| Exercise description |
Format the lines of the listing as a JSON list of strings, one string per line with blank lines omitted, beginning at the first line of the listing and stopping after the line that contains "loss-y-tick-label: 0.5 [31, 395, 52, 410]", with that line included.

-- start --

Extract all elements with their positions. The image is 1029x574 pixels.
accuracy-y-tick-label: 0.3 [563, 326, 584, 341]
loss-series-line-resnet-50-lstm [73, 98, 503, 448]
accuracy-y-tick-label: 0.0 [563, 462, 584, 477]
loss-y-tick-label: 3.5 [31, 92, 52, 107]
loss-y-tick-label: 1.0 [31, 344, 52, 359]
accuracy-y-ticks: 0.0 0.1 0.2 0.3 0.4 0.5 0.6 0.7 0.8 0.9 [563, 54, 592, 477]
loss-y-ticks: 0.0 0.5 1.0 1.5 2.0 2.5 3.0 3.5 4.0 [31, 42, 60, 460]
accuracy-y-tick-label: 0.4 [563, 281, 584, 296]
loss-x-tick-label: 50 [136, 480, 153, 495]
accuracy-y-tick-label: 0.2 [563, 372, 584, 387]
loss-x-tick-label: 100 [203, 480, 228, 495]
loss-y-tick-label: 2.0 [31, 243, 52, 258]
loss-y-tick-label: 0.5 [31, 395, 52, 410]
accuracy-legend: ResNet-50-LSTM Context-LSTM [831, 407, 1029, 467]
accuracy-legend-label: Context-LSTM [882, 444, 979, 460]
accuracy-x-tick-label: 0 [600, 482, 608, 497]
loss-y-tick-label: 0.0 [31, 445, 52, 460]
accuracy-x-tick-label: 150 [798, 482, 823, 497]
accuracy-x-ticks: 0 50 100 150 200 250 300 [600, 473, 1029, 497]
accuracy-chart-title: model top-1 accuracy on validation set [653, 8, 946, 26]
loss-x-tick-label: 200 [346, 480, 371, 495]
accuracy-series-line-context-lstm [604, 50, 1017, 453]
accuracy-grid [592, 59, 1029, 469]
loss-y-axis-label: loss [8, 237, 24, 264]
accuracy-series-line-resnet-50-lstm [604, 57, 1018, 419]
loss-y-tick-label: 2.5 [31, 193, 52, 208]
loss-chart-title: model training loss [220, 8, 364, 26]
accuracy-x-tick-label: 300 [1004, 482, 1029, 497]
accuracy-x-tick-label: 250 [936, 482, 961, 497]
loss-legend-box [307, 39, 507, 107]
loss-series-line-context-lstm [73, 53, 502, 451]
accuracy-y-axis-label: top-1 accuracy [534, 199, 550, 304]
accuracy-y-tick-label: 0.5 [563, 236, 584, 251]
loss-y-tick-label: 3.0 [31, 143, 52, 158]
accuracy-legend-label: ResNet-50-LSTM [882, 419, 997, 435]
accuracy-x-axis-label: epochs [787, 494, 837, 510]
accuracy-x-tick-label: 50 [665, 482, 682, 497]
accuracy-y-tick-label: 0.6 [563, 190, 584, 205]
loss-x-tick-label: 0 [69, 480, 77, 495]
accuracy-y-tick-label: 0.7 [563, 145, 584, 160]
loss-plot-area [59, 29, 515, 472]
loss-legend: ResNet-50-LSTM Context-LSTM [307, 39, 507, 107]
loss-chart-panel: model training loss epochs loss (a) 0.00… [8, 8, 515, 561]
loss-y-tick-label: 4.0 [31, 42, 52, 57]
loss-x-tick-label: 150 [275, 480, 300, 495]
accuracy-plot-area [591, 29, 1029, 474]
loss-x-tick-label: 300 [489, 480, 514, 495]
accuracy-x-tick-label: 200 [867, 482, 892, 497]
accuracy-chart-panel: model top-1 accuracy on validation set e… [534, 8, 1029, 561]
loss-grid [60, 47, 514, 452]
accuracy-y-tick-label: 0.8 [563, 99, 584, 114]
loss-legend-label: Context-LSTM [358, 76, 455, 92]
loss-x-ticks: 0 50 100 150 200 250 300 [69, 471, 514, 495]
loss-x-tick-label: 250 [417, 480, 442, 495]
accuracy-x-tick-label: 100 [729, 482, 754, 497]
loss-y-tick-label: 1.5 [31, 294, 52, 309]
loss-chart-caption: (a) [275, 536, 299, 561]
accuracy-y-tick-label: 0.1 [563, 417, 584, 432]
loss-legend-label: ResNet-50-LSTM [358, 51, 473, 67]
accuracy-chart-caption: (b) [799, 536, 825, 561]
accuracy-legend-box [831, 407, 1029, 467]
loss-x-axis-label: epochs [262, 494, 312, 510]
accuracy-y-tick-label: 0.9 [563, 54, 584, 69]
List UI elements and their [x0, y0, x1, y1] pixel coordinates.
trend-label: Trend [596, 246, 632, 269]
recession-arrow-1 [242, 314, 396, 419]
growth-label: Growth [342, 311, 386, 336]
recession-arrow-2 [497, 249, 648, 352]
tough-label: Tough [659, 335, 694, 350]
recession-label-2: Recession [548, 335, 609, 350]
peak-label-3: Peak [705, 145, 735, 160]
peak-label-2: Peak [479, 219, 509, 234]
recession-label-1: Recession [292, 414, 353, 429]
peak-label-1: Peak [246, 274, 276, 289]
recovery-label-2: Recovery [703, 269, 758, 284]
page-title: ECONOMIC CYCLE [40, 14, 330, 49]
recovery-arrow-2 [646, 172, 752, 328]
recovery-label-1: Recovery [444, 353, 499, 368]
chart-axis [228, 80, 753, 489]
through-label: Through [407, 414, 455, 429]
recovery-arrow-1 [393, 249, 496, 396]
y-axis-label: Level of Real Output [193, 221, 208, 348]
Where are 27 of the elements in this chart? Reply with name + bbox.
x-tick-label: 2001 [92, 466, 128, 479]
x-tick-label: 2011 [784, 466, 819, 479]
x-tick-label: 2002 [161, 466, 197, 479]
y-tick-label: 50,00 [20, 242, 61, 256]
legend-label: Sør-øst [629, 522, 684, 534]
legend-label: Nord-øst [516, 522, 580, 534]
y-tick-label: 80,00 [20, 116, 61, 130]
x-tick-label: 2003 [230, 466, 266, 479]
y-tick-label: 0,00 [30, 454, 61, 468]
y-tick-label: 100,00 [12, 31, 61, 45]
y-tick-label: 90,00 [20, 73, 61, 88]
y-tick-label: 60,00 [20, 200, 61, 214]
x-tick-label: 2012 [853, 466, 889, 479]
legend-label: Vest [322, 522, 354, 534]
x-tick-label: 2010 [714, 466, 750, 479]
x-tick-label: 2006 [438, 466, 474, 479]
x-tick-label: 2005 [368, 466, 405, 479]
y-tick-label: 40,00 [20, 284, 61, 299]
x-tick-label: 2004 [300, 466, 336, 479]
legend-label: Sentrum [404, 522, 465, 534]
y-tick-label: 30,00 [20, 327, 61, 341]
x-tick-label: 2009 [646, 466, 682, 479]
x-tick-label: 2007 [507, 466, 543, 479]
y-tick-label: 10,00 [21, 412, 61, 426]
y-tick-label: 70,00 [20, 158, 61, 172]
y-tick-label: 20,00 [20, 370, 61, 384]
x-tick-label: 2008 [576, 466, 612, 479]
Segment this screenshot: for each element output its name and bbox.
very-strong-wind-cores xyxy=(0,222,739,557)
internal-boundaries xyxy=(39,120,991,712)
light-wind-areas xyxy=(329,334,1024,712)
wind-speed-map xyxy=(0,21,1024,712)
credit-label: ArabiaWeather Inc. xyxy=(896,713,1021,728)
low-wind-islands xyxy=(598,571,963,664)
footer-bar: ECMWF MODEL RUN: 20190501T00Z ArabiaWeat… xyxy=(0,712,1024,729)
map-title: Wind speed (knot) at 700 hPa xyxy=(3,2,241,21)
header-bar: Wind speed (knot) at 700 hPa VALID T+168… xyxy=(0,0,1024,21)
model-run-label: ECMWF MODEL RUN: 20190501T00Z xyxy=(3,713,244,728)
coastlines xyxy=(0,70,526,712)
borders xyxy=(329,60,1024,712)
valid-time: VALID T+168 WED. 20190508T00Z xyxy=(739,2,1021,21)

-- end --

| Response to the task |
[
  "Extract all elements with their positions. The image is 1029x574 pixels.",
  "accuracy-y-tick-label: 0.3 [563, 326, 584, 341]",
  "loss-series-line-resnet-50-lstm [73, 98, 503, 448]",
  "accuracy-y-tick-label: 0.0 [563, 462, 584, 477]",
  "loss-y-tick-label: 3.5 [31, 92, 52, 107]",
  "loss-y-tick-label: 1.0 [31, 344, 52, 359]",
  "accuracy-y-ticks: 0.0 0.1 0.2 0.3 0.4 0.5 0.6 0.7 0.8 0.9 [563, 54, 592, 477]",
  "loss-y-ticks: 0.0 0.5 1.0 1.5 2.0 2.5 3.0 3.5 4.0 [31, 42, 60, 460]",
  "accuracy-y-tick-label: 0.4 [563, 281, 584, 296]",
  "loss-x-tick-label: 50 [136, 480, 153, 495]",
  "accuracy-y-tick-label: 0.2 [563, 372, 584, 387]",
  "loss-x-tick-label: 100 [203, 480, 228, 495]",
  "loss-y-tick-label: 2.0 [31, 243, 52, 258]",
  "loss-y-tick-label: 0.5 [31, 395, 52, 410]"
]